AIM OF THE TASK -> From the listing below, copy every line with the word "JSON".

EXERCISE MATERIALS ->

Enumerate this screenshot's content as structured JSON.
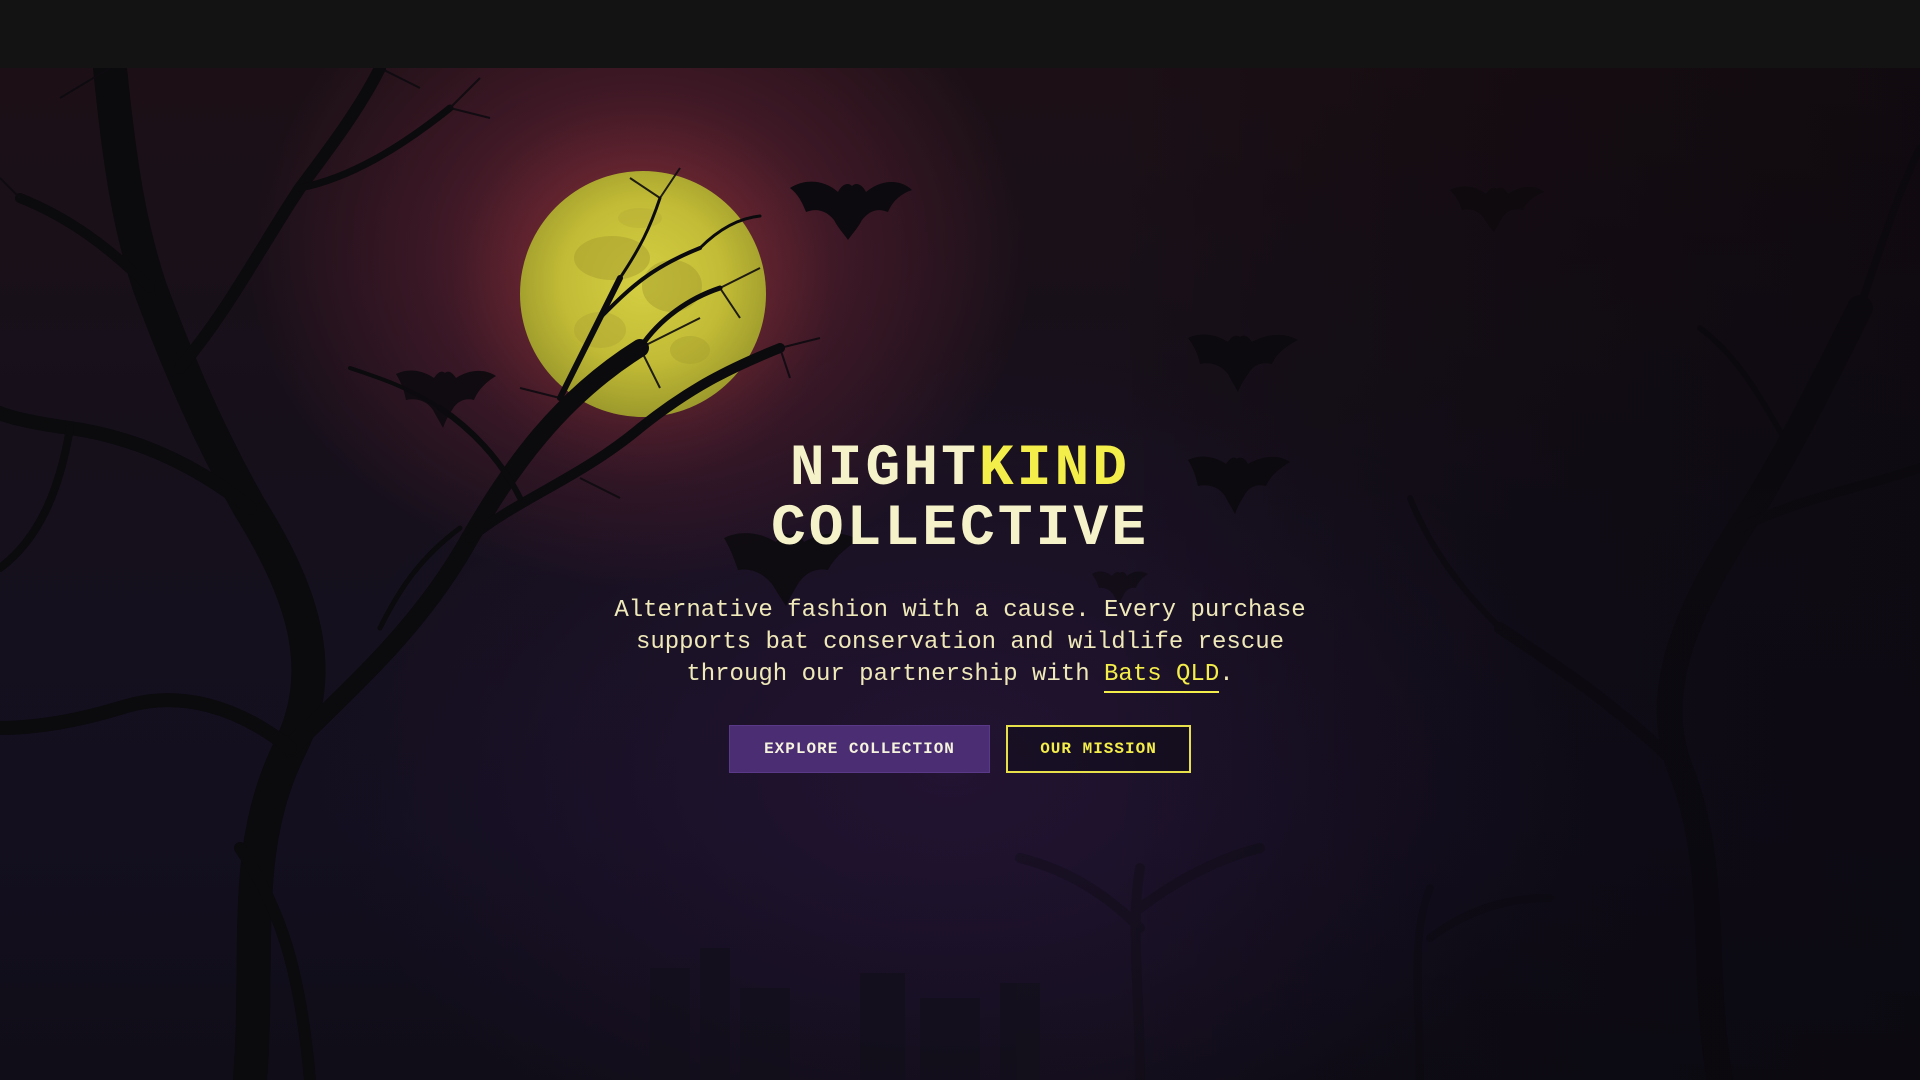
{
  "hero": {
    "title_part1": "NIGHT",
    "title_part2": "KIND",
    "title_line2": "COLLECTIVE",
    "tagline_text": "Alternative fashion with a cause. Every purchase supports bat conservation and wildlife rescue through our partnership with ",
    "tagline_link": "Bats QLD",
    "tagline_end": ".",
    "primary_button": "EXPLORE COLLECTION",
    "secondary_button": "OUR MISSION"
  },
  "colors": {
    "accent_yellow": "#f4ee4a",
    "cream_text": "#f5f2c9",
    "primary_purple": "#4a2d72",
    "topbar": "#131313",
    "moon": "#c9c23a"
  },
  "icons": {
    "moon": "full-moon",
    "bats": "bat-silhouette",
    "trees": "bare-tree-silhouette"
  }
}
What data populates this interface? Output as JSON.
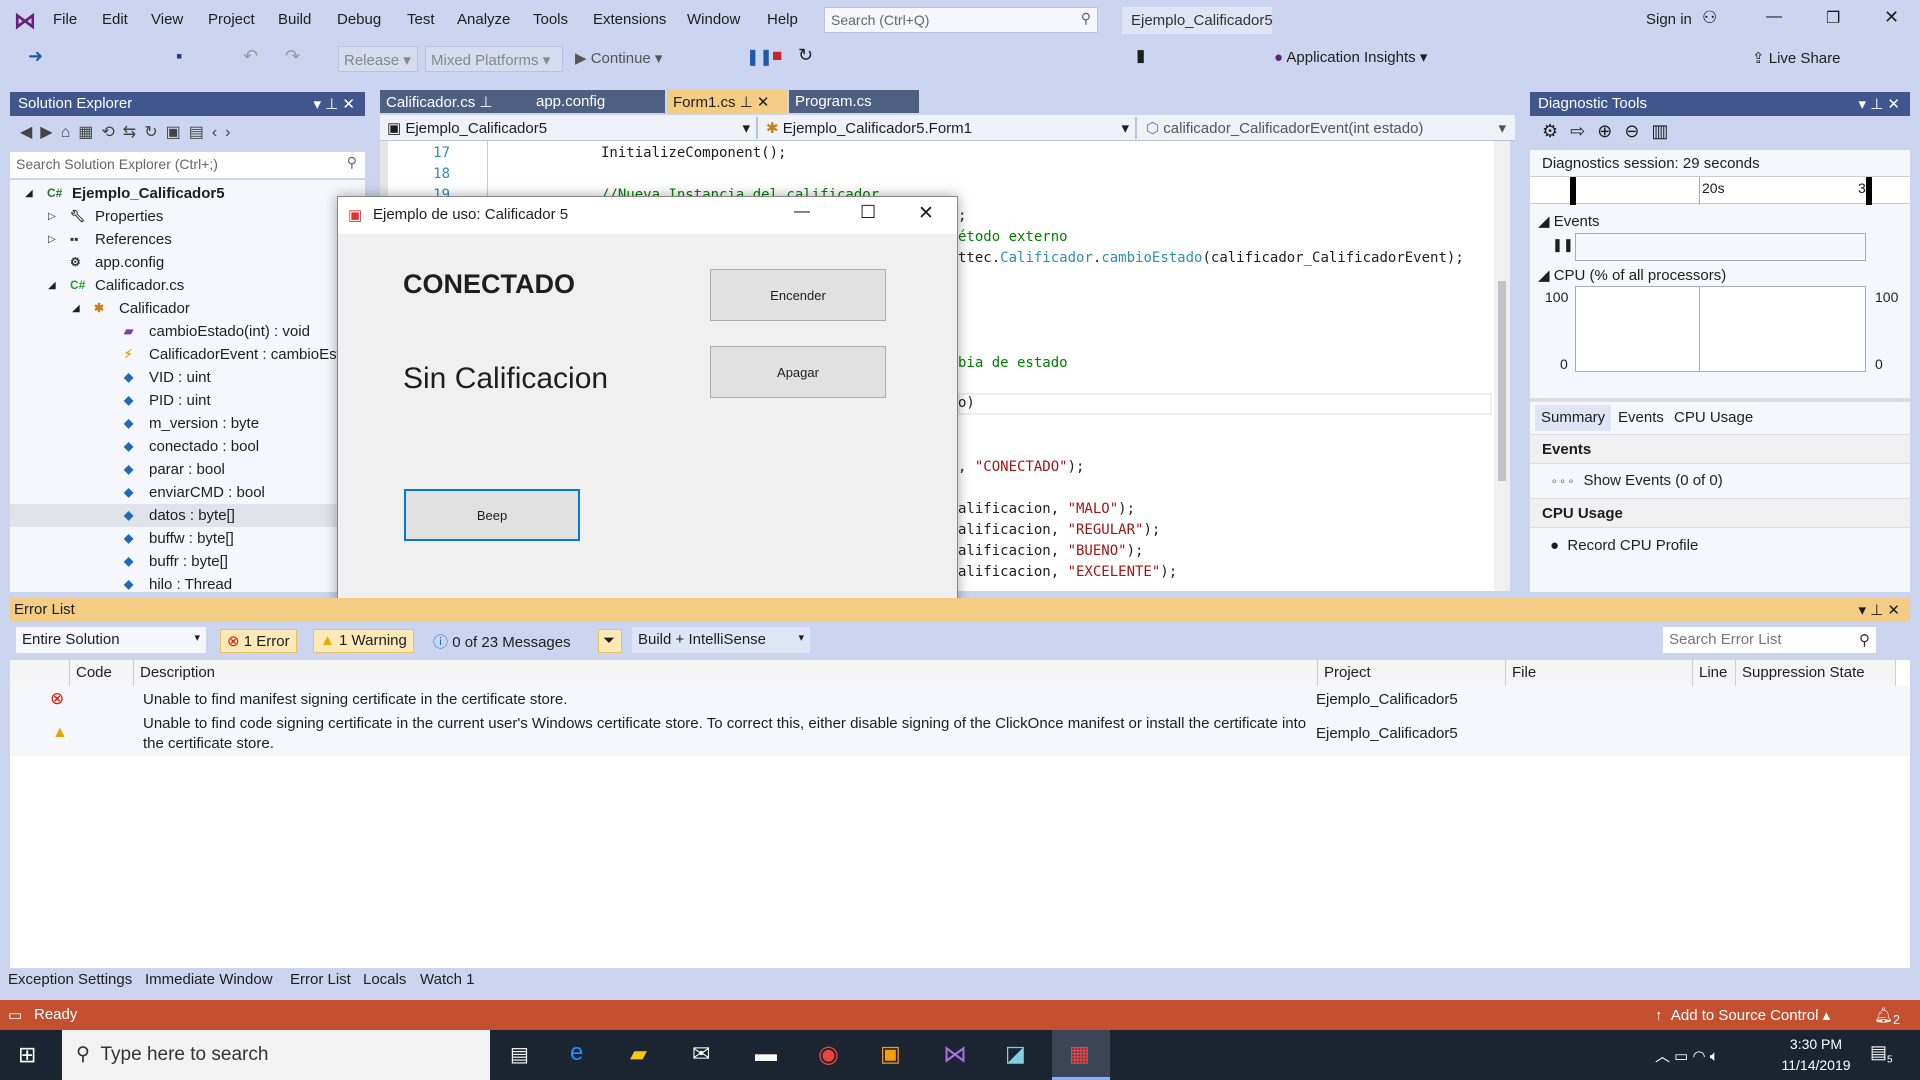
{
  "menu": {
    "items": [
      "File",
      "Edit",
      "View",
      "Project",
      "Build",
      "Debug",
      "Test",
      "Analyze",
      "Tools",
      "Extensions",
      "Window",
      "Help"
    ],
    "search_placeholder": "Search (Ctrl+Q)",
    "solution_name": "Ejemplo_Calificador5",
    "sign_in": "Sign in"
  },
  "toolbar": {
    "config": "Release",
    "platform": "Mixed Platforms",
    "continue": "Continue",
    "app_insights": "Application Insights",
    "live_share": "Live Share"
  },
  "solution_explorer": {
    "title": "Solution Explorer",
    "search_placeholder": "Search Solution Explorer (Ctrl+;)",
    "items": [
      {
        "label": "Ejemplo_Calificador5",
        "level": 0,
        "icon": "csharp-project-icon"
      },
      {
        "label": "Properties",
        "level": 1,
        "icon": "wrench-icon"
      },
      {
        "label": "References",
        "level": 1,
        "icon": "references-icon"
      },
      {
        "label": "app.config",
        "level": 1,
        "icon": "config-file-icon"
      },
      {
        "label": "Calificador.cs",
        "level": 1,
        "icon": "csharp-file-icon"
      },
      {
        "label": "Calificador",
        "level": 2,
        "icon": "class-icon"
      },
      {
        "label": "cambioEstado(int) : void",
        "level": 3,
        "icon": "method-icon"
      },
      {
        "label": "CalificadorEvent : cambioEsta",
        "level": 3,
        "icon": "event-icon"
      },
      {
        "label": "VID : uint",
        "level": 3,
        "icon": "field-icon"
      },
      {
        "label": "PID : uint",
        "level": 3,
        "icon": "field-icon"
      },
      {
        "label": "m_version : byte",
        "level": 3,
        "icon": "field-icon"
      },
      {
        "label": "conectado : bool",
        "level": 3,
        "icon": "field-icon"
      },
      {
        "label": "parar : bool",
        "level": 3,
        "icon": "field-icon"
      },
      {
        "label": "enviarCMD : bool",
        "level": 3,
        "icon": "field-icon"
      },
      {
        "label": "datos : byte[]",
        "level": 3,
        "icon": "field-icon"
      },
      {
        "label": "buffw : byte[]",
        "level": 3,
        "icon": "field-icon"
      },
      {
        "label": "buffr : byte[]",
        "level": 3,
        "icon": "field-icon"
      },
      {
        "label": "hilo : Thread",
        "level": 3,
        "icon": "field-icon"
      }
    ]
  },
  "editor": {
    "tabs": [
      "Calificador.cs",
      "app.config",
      "Form1.cs",
      "Program.cs"
    ],
    "active_tab": "Form1.cs",
    "nav": [
      "Ejemplo_Calificador5",
      "Ejemplo_Calificador5.Form1",
      "calificador_CalificadorEvent(int estado)"
    ],
    "line_numbers": [
      "17",
      "18",
      "19"
    ],
    "lines": [
      {
        "text": "InitializeComponent();",
        "cls": ""
      },
      {
        "text": "//Nueva Instancia del calificador",
        "cls": "cm"
      },
      {
        "text": ";",
        "cls": ""
      },
      {
        "text": "étodo externo",
        "cls": "cm"
      },
      {
        "text": "ttec.",
        "cls": "",
        "t2": "Calificador",
        "t3": ".",
        "t4": "cambioEstado",
        "t5": "(calificador_CalificadorEvent);"
      },
      {
        "text": "bia de estado",
        "cls": "cm"
      },
      {
        "text": "o)",
        "cls": ""
      },
      {
        "text": ", ",
        "cls": "",
        "s": "\"CONECTADO\"",
        "e": ");"
      },
      {
        "text": "alificacion, ",
        "s": "\"MALO\"",
        "e": ");"
      },
      {
        "text": "alificacion, ",
        "s": "\"REGULAR\"",
        "e": ");"
      },
      {
        "text": "alificacion, ",
        "s": "\"BUENO\"",
        "e": ");"
      },
      {
        "text": "alificacion, ",
        "s": "\"EXCELENTE\"",
        "e": ");"
      }
    ]
  },
  "dialog": {
    "title": "Ejemplo de uso: Calificador 5",
    "status": "CONECTADO",
    "rating": "Sin Calificacion",
    "encender": "Encender",
    "apagar": "Apagar",
    "beep": "Beep"
  },
  "diagnostics": {
    "title": "Diagnostic Tools",
    "session": "Diagnostics session: 29 seconds",
    "tick": "20s",
    "tick_end": "3",
    "events_label": "Events",
    "cpu_label": "CPU (% of all processors)",
    "cpu_max": "100",
    "cpu_min": "0",
    "tabs": [
      "Summary",
      "Events",
      "CPU Usage"
    ],
    "active_tab": "Summary",
    "events_header": "Events",
    "show_events": "Show Events (0 of 0)",
    "cpu_header": "CPU Usage",
    "record_cpu": "Record CPU Profile"
  },
  "error_list": {
    "title": "Error List",
    "scope": "Entire Solution",
    "errors": "1 Error",
    "warnings": "1 Warning",
    "messages": "0 of 23 Messages",
    "build_filter": "Build + IntelliSense",
    "search_placeholder": "Search Error List",
    "columns": [
      "Code",
      "Description",
      "Project",
      "File",
      "Line",
      "Suppression State"
    ],
    "rows": [
      {
        "severity": "error",
        "description": "Unable to find manifest signing certificate in the certificate store.",
        "project": "Ejemplo_Calificador5"
      },
      {
        "severity": "warning",
        "description": "Unable to find code signing certificate in the current user's Windows certificate store. To correct this, either disable signing of the ClickOnce manifest or install the certificate into the certificate store.",
        "project": "Ejemplo_Calificador5"
      }
    ]
  },
  "bottom_tabs": [
    "Exception Settings",
    "Immediate Window",
    "Error List",
    "Locals",
    "Watch 1"
  ],
  "status": {
    "text": "Ready",
    "source_control": "Add to Source Control",
    "notifications": "2"
  },
  "taskbar": {
    "search_placeholder": "Type here to search",
    "time": "3:30 PM",
    "date": "11/14/2019",
    "notif_count": "5"
  },
  "colors": {
    "accent": "#40568d",
    "status_bar": "#c5502f",
    "error_header": "#f5cc84"
  }
}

RESULT FOR THIS EXERCISE ->
Enumerate this screenshot's content as structured JSON.
What data populates this interface? Output as JSON.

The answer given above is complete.